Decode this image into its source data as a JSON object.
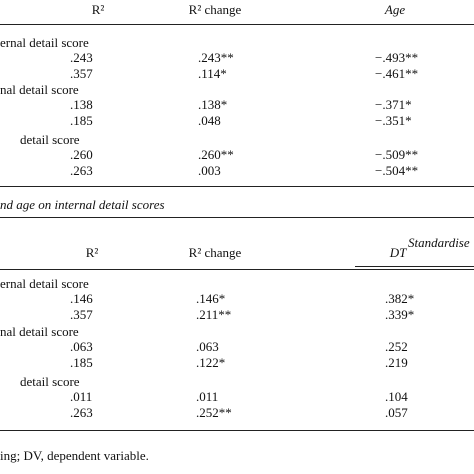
{
  "panel_a": {
    "header": [
      "R²",
      "R² change",
      "Age"
    ],
    "groups": [
      {
        "label": "ernal detail score",
        "rows": [
          [
            ".243",
            ".243**",
            "−.493**"
          ],
          [
            ".357",
            ".114*",
            "−.461**"
          ]
        ]
      },
      {
        "label": "nal detail score",
        "rows": [
          [
            ".138",
            ".138*",
            "−.371*"
          ],
          [
            ".185",
            ".048",
            "−.351*"
          ]
        ]
      },
      {
        "label": "detail score",
        "rows": [
          [
            ".260",
            ".260**",
            "−.509**"
          ],
          [
            ".263",
            ".003",
            "−.504**"
          ]
        ]
      }
    ]
  },
  "caption": "nd age on internal detail scores",
  "panel_b": {
    "spanner": "Standardise",
    "header": [
      "R²",
      "R² change",
      "DT"
    ],
    "groups": [
      {
        "label": "ernal detail score",
        "rows": [
          [
            ".146",
            ".146*",
            ".382*"
          ],
          [
            ".357",
            ".211**",
            ".339*"
          ]
        ]
      },
      {
        "label": "nal detail score",
        "rows": [
          [
            ".063",
            ".063",
            ".252"
          ],
          [
            ".185",
            ".122*",
            ".219"
          ]
        ]
      },
      {
        "label": "detail score",
        "rows": [
          [
            ".011",
            ".011",
            ".104"
          ],
          [
            ".263",
            ".252**",
            ".057"
          ]
        ]
      }
    ]
  },
  "footnote": "ing; DV, dependent variable."
}
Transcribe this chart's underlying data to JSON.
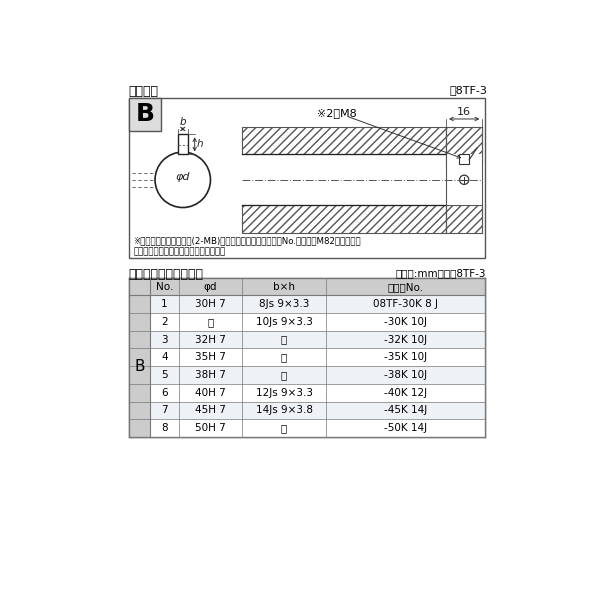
{
  "bg_color": "#ffffff",
  "title_top": "軸穴形状",
  "title_top_right": "図8TF-3",
  "table_title": "軸穴形状コードー覧表",
  "table_title_right": "（単位:mm）　表8TF-3",
  "note_line1": "※セットボルト用タップ(2-MB)が必要な場合は右記コードNo.の末尾にM82を付ける。",
  "note_line2": "（セットボルトは付属されています。）",
  "diagram_label": "B",
  "diagram_note": "※2－M8",
  "diagram_dim": "16",
  "diagram_b": "b",
  "diagram_h": "h",
  "diagram_phi": "φd",
  "table_header": [
    "No.",
    "φd",
    "b×h",
    "コードNo."
  ],
  "table_B_label": "B",
  "table_rows": [
    [
      "1",
      "30H 7",
      "8Js 9×3.3",
      "08TF-30K 8 J"
    ],
    [
      "2",
      "〃",
      "10Js 9×3.3",
      "-30K 10J"
    ],
    [
      "3",
      "32H 7",
      "〃",
      "-32K 10J"
    ],
    [
      "4",
      "35H 7",
      "〃",
      "-35K 10J"
    ],
    [
      "5",
      "38H 7",
      "〃",
      "-38K 10J"
    ],
    [
      "6",
      "40H 7",
      "12Js 9×3.3",
      "-40K 12J"
    ],
    [
      "7",
      "45H 7",
      "14Js 9×3.8",
      "-45K 14J"
    ],
    [
      "8",
      "50H 7",
      "〃",
      "-50K 14J"
    ]
  ],
  "border_color": "#777777",
  "header_bg": "#cccccc",
  "row_bg_alt": "#eef2f6",
  "row_bg_norm": "#ffffff",
  "b_col_bg": "#cccccc",
  "hatch_color": "#666666"
}
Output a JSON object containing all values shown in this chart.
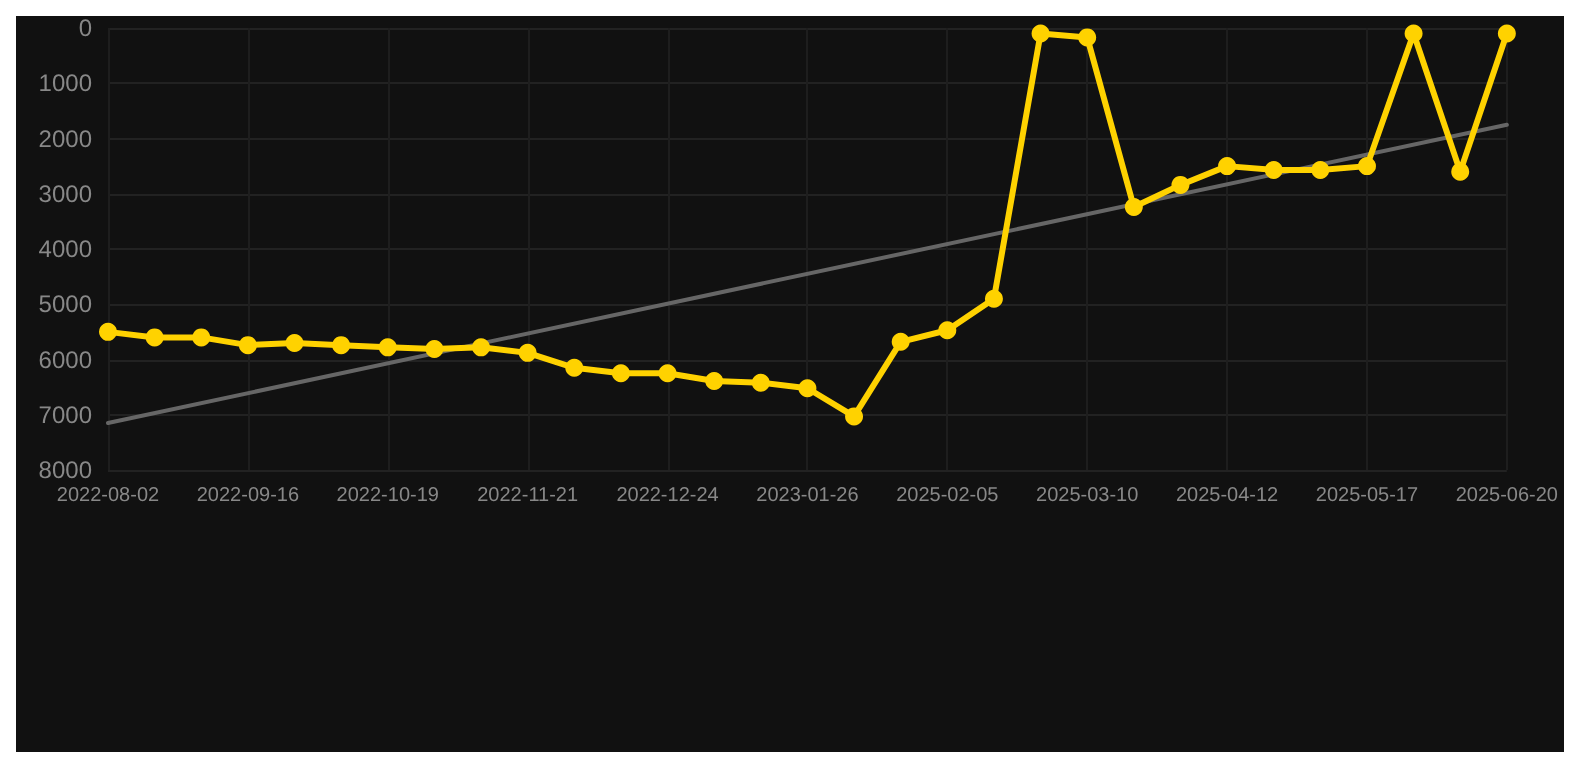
{
  "chart_data": {
    "type": "line",
    "categories": [
      "2022-08-02",
      null,
      null,
      "2022-09-16",
      null,
      null,
      "2022-10-19",
      null,
      null,
      "2022-11-21",
      null,
      null,
      "2022-12-24",
      null,
      null,
      "2023-01-26",
      null,
      null,
      "2025-02-05",
      null,
      null,
      "2025-03-10",
      null,
      null,
      "2025-04-12",
      null,
      null,
      "2025-05-17",
      null,
      null,
      "2025-06-20"
    ],
    "series": [
      {
        "color": "#ffd200",
        "marker": "circle",
        "values": [
          5500,
          5600,
          5600,
          5740,
          5700,
          5740,
          5780,
          5810,
          5780,
          5880,
          6150,
          6250,
          6250,
          6390,
          6420,
          6520,
          7030,
          5680,
          5470,
          4900,
          100,
          170,
          3240,
          2840,
          2500,
          2570,
          2570,
          2500,
          100,
          2600,
          100
        ]
      },
      {
        "color": "#666666",
        "marker": "none",
        "values": [
          7150,
          null,
          null,
          null,
          null,
          null,
          null,
          null,
          null,
          null,
          null,
          null,
          null,
          null,
          null,
          null,
          null,
          null,
          null,
          null,
          null,
          null,
          null,
          null,
          null,
          null,
          null,
          null,
          null,
          null,
          1750
        ]
      }
    ],
    "ylim": [
      8000,
      0
    ],
    "yticks": [
      0,
      1000,
      2000,
      3000,
      4000,
      5000,
      6000,
      7000,
      8000
    ],
    "grid": true,
    "line_style": "solid"
  }
}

::::::

Above are records to transcribe exactly; leave their pictures out.

## Task result
Decode this image into its source data as a JSON object.
{
  "panel_a": {
    "header": [
      "R²",
      "R² change",
      "Age"
    ],
    "groups": [
      {
        "label": "ernal detail score",
        "rows": [
          [
            ".243",
            ".243**",
            "−.493**"
          ],
          [
            ".357",
            ".114*",
            "−.461**"
          ]
        ]
      },
      {
        "label": "nal detail score",
        "rows": [
          [
            ".138",
            ".138*",
            "−.371*"
          ],
          [
            ".185",
            ".048",
            "−.351*"
          ]
        ]
      },
      {
        "label": "detail score",
        "rows": [
          [
            ".260",
            ".260**",
            "−.509**"
          ],
          [
            ".263",
            ".003",
            "−.504**"
          ]
        ]
      }
    ]
  },
  "caption": "nd age on internal detail scores",
  "panel_b": {
    "spanner": "Standardise",
    "header": [
      "R²",
      "R² change",
      "DT"
    ],
    "groups": [
      {
        "label": "ernal detail score",
        "rows": [
          [
            ".146",
            ".146*",
            ".382*"
          ],
          [
            ".357",
            ".211**",
            ".339*"
          ]
        ]
      },
      {
        "label": "nal detail score",
        "rows": [
          [
            ".063",
            ".063",
            ".252"
          ],
          [
            ".185",
            ".122*",
            ".219"
          ]
        ]
      },
      {
        "label": "detail score",
        "rows": [
          [
            ".011",
            ".011",
            ".104"
          ],
          [
            ".263",
            ".252**",
            ".057"
          ]
        ]
      }
    ]
  },
  "footnote": "ing; DV, dependent variable."
}
Transcribe this chart's underlying data to JSON.
{
  "bg_color": "#ffffff",
  "title_top": "軸穴形状",
  "title_top_right": "図8TF-3",
  "table_title": "軸穴形状コードー覧表",
  "table_title_right": "（単位:mm）　表8TF-3",
  "note_line1": "※セットボルト用タップ(2-MB)が必要な場合は右記コードNo.の末尾にM82を付ける。",
  "note_line2": "（セットボルトは付属されています。）",
  "diagram_label": "B",
  "diagram_note": "※2－M8",
  "diagram_dim": "16",
  "diagram_b": "b",
  "diagram_h": "h",
  "diagram_phi": "φd",
  "table_header": [
    "No.",
    "φd",
    "b×h",
    "コードNo."
  ],
  "table_B_label": "B",
  "table_rows": [
    [
      "1",
      "30H 7",
      "8Js 9×3.3",
      "08TF-30K 8 J"
    ],
    [
      "2",
      "〃",
      "10Js 9×3.3",
      "-30K 10J"
    ],
    [
      "3",
      "32H 7",
      "〃",
      "-32K 10J"
    ],
    [
      "4",
      "35H 7",
      "〃",
      "-35K 10J"
    ],
    [
      "5",
      "38H 7",
      "〃",
      "-38K 10J"
    ],
    [
      "6",
      "40H 7",
      "12Js 9×3.3",
      "-40K 12J"
    ],
    [
      "7",
      "45H 7",
      "14Js 9×3.8",
      "-45K 14J"
    ],
    [
      "8",
      "50H 7",
      "〃",
      "-50K 14J"
    ]
  ],
  "border_color": "#777777",
  "header_bg": "#cccccc",
  "row_bg_alt": "#eef2f6",
  "row_bg_norm": "#ffffff",
  "b_col_bg": "#cccccc",
  "hatch_color": "#666666"
}
Output a JSON object containing all values shown in this chart.
{
  "chart_data": {
    "type": "line",
    "categories": [
      "2022-08-02",
      null,
      null,
      "2022-09-16",
      null,
      null,
      "2022-10-19",
      null,
      null,
      "2022-11-21",
      null,
      null,
      "2022-12-24",
      null,
      null,
      "2023-01-26",
      null,
      null,
      "2025-02-05",
      null,
      null,
      "2025-03-10",
      null,
      null,
      "2025-04-12",
      null,
      null,
      "2025-05-17",
      null,
      null,
      "2025-06-20"
    ],
    "series": [
      {
        "color": "#ffd200",
        "marker": "circle",
        "values": [
          5500,
          5600,
          5600,
          5740,
          5700,
          5740,
          5780,
          5810,
          5780,
          5880,
          6150,
          6250,
          6250,
          6390,
          6420,
          6520,
          7030,
          5680,
          5470,
          4900,
          100,
          170,
          3240,
          2840,
          2500,
          2570,
          2570,
          2500,
          100,
          2600,
          100
        ]
      },
      {
        "color": "#666666",
        "marker": "none",
        "values": [
          7150,
          null,
          null,
          null,
          null,
          null,
          null,
          null,
          null,
          null,
          null,
          null,
          null,
          null,
          null,
          null,
          null,
          null,
          null,
          null,
          null,
          null,
          null,
          null,
          null,
          null,
          null,
          null,
          null,
          null,
          1750
        ]
      }
    ],
    "ylim": [
      8000,
      0
    ],
    "yticks": [
      0,
      1000,
      2000,
      3000,
      4000,
      5000,
      6000,
      7000,
      8000
    ],
    "grid": true,
    "line_style": "solid"
  }
}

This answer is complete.